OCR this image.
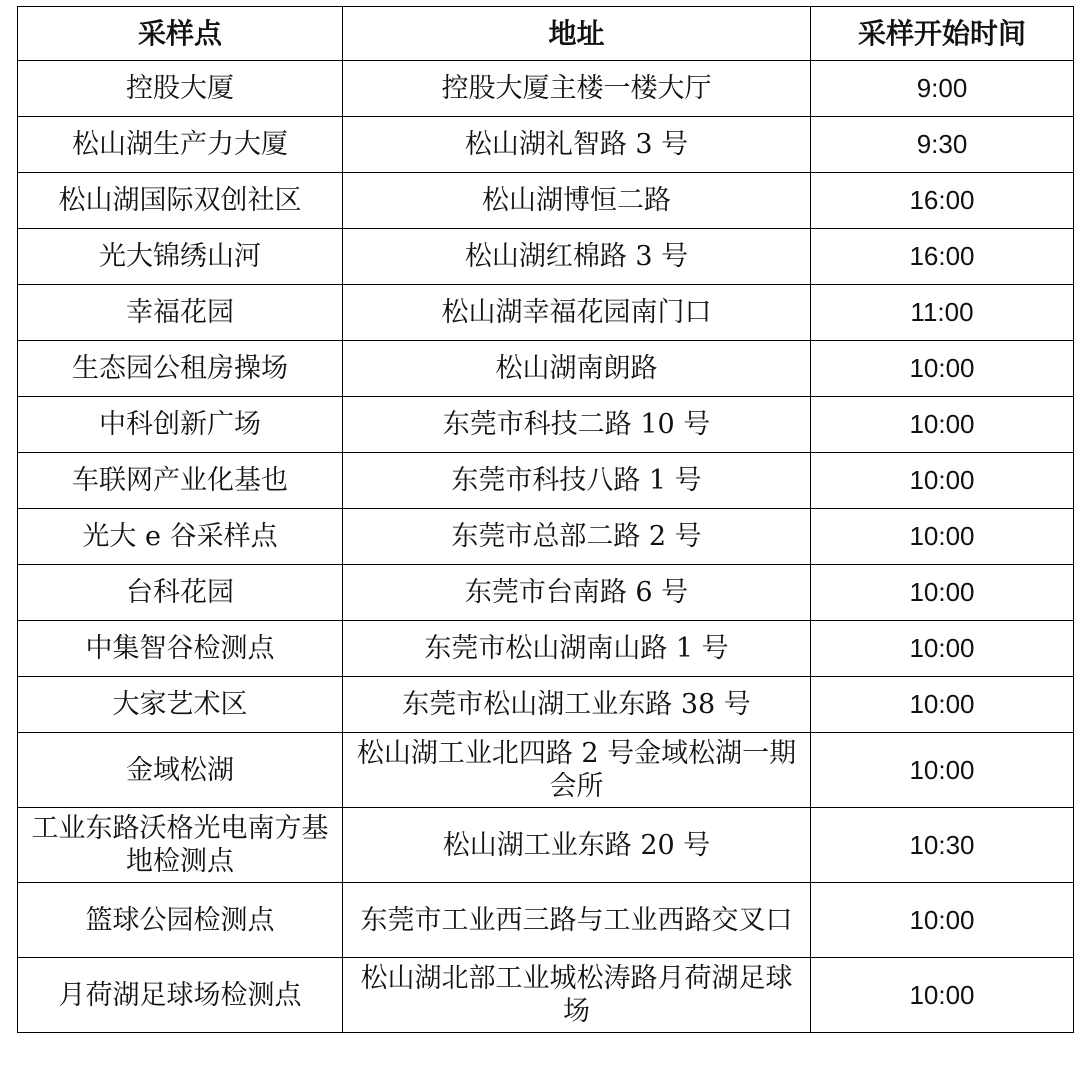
采样点	地址	采样开始时间
控股大厦	控股大厦主楼一楼大厅	9:00
松山湖生产力大厦	松山湖礼智路 3 号	9:30
松山湖国际双创社区	松山湖博恒二路	16:00
光大锦绣山河	松山湖红棉路 3 号	16:00
幸福花园	松山湖幸福花园南门口	11:00
生态园公租房操场	松山湖南朗路	10:00
中科创新广场	东莞市科技二路 10 号	10:00
车联网产业化基也	东莞市科技八路 1 号	10:00
光大 e 谷采样点	东莞市总部二路 2 号	10:00
台科花园	东莞市台南路 6 号	10:00
中集智谷检测点	东莞市松山湖南山路 1 号	10:00
大家艺术区	东莞市松山湖工业东路 38 号	10:00
金域松湖	松山湖工业北四路 2 号金域松湖一期会所	10:00
工业东路沃格光电南方基地检测点	松山湖工业东路 20 号	10:30
篮球公园检测点	东莞市工业西三路与工业西路交叉口	10:00
月荷湖足球场检测点	松山湖北部工业城松涛路月荷湖足球场	10:00
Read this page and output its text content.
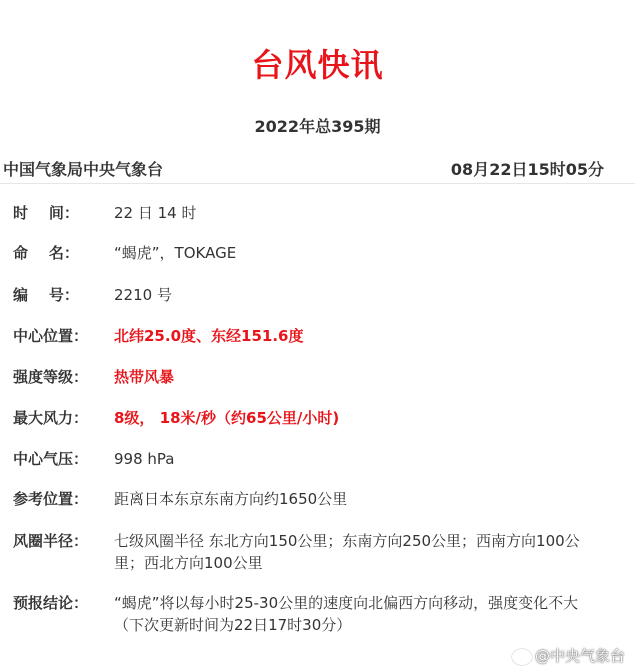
台风快讯
2022年总395期
中国气象局中央气象台	08月22日15时05分
时    间：	22 日 14 时
命    名：	“蝎虎”，TOKAGE
编    号：	2210 号
中心位置：	北纬25.0度、东经151.6度
强度等级：	热带风暴
最大风力：	8级， 18米/秒（约65公里/小时)
中心气压：	998 hPa
参考位置：	距离日本东京东南方向约1650公里
风圈半径：	七级风圈半径 东北方向150公里；东南方向250公里；西南方向100公里；西北方向100公里
预报结论：	“蝎虎”将以每小时25-30公里的速度向北偏西方向移动，强度变化不大
（下次更新时间为22日17时30分）
@中央气象台
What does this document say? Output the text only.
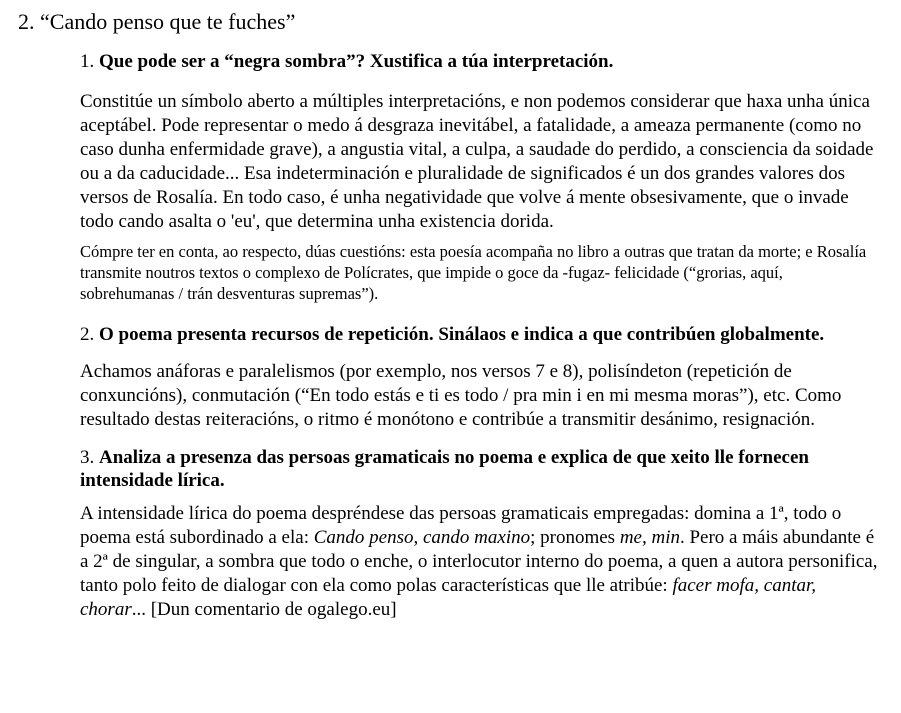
2. “Cando penso que te fuches”

1. Que pode ser a “negra sombra”? Xustifica a túa interpretación.

Constitúe un símbolo aberto a múltiples interpretacións, e non podemos considerar que haxa unha única aceptábel. Pode representar o medo á desgraza inevitábel, a fatalidade, a ameaza permanente (como no caso dunha enfermidade grave), a angustia vital, a culpa, a saudade do perdido, a consciencia da soidade ou a da caducidade... Esa indeterminación e pluralidade de significados é un dos grandes valores dos versos de Rosalía. En todo caso, é unha negatividade que volve á mente obsesivamente, que o invade todo cando asalta o 'eu', que determina unha existencia dorida.

Cómpre ter en conta, ao respecto, dúas cuestións: esta poesía acompaña no libro a outras que tratan da morte; e Rosalía transmite noutros textos o complexo de Polícrates, que impide o goce da -fugaz- felicidade (“grorias, aquí, sobrehumanas / trán desventuras supremas”).

2. O poema presenta recursos de repetición. Sinálaos e indica a que contribúen globalmente.

Achamos anáforas e paralelismos (por exemplo, nos versos 7 e 8), polisíndeton (repetición de conxuncións), conmutación (“En todo estás e ti es todo / pra min i en mi mesma moras”), etc. Como resultado destas reiteracións, o ritmo é monótono e contribúe a transmitir desánimo, resignación.

3. Analiza a presenza das persoas gramaticais no poema e explica de que xeito lle fornecen intensidade lírica.

A intensidade lírica do poema despréndese das persoas gramaticais empregadas: domina a 1ª, todo o poema está subordinado a ela: Cando penso, cando maxino; pronomes me, min. Pero a máis abundante é a 2ª de singular, a sombra que todo o enche, o interlocutor interno do poema, a quen a autora personifica, tanto polo feito de dialogar con ela como polas características que lle atribúe: facer mofa, cantar, chorar... [Dun comentario de ogalego.eu]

################

◆ **Task goal**
Return the full material word for word. Do not include the pictures.

◆ **Task response**
OCR this image.
采样点	地址	采样开始时间
控股大厦	控股大厦主楼一楼大厅	9:00
松山湖生产力大厦	松山湖礼智路 3 号	9:30
松山湖国际双创社区	松山湖博恒二路	16:00
光大锦绣山河	松山湖红棉路 3 号	16:00
幸福花园	松山湖幸福花园南门口	11:00
生态园公租房操场	松山湖南朗路	10:00
中科创新广场	东莞市科技二路 10 号	10:00
车联网产业化基也	东莞市科技八路 1 号	10:00
光大 e 谷采样点	东莞市总部二路 2 号	10:00
台科花园	东莞市台南路 6 号	10:00
中集智谷检测点	东莞市松山湖南山路 1 号	10:00
大家艺术区	东莞市松山湖工业东路 38 号	10:00
金域松湖	松山湖工业北四路 2 号金域松湖一期会所	10:00
工业东路沃格光电南方基地检测点	松山湖工业东路 20 号	10:30
篮球公园检测点	东莞市工业西三路与工业西路交叉口	10:00
月荷湖足球场检测点	松山湖北部工业城松涛路月荷湖足球场	10:00
Read this page and output its text content.
台风快讯
2022年总395期
中国气象局中央气象台	08月22日15时05分
时    间：	22 日 14 时
命    名：	“蝎虎”，TOKAGE
编    号：	2210 号
中心位置：	北纬25.0度、东经151.6度
强度等级：	热带风暴
最大风力：	8级， 18米/秒（约65公里/小时)
中心气压：	998 hPa
参考位置：	距离日本东京东南方向约1650公里
风圈半径：	七级风圈半径 东北方向150公里；东南方向250公里；西南方向100公里；西北方向100公里
预报结论：	“蝎虎”将以每小时25-30公里的速度向北偏西方向移动，强度变化不大
（下次更新时间为22日17时30分）
@中央气象台
What does this document say? Output the text only.
2. “Cando penso que te fuches”

1. Que pode ser a “negra sombra”? Xustifica a túa interpretación.

Constitúe un símbolo aberto a múltiples interpretacións, e non podemos considerar que haxa unha única aceptábel. Pode representar o medo á desgraza inevitábel, a fatalidade, a ameaza permanente (como no caso dunha enfermidade grave), a angustia vital, a culpa, a saudade do perdido, a consciencia da soidade ou a da caducidade... Esa indeterminación e pluralidade de significados é un dos grandes valores dos versos de Rosalía. En todo caso, é unha negatividade que volve á mente obsesivamente, que o invade todo cando asalta o 'eu', que determina unha existencia dorida.

Cómpre ter en conta, ao respecto, dúas cuestións: esta poesía acompaña no libro a outras que tratan da morte; e Rosalía transmite noutros textos o complexo de Polícrates, que impide o goce da -fugaz- felicidade (“grorias, aquí, sobrehumanas / trán desventuras supremas”).

2. O poema presenta recursos de repetición. Sinálaos e indica a que contribúen globalmente.

Achamos anáforas e paralelismos (por exemplo, nos versos 7 e 8), polisíndeton (repetición de conxuncións), conmutación (“En todo estás e ti es todo / pra min i en mi mesma moras”), etc. Como resultado destas reiteracións, o ritmo é monótono e contribúe a transmitir desánimo, resignación.

3. Analiza a presenza das persoas gramaticais no poema e explica de que xeito lle fornecen intensidade lírica.

A intensidade lírica do poema despréndese das persoas gramaticais empregadas: domina a 1ª, todo o poema está subordinado a ela: Cando penso, cando maxino; pronomes me, min. Pero a máis abundante é a 2ª de singular, a sombra que todo o enche, o interlocutor interno do poema, a quen a autora personifica, tanto polo feito de dialogar con ela como polas características que lle atribúe: facer mofa, cantar, chorar... [Dun comentario de ogalego.eu]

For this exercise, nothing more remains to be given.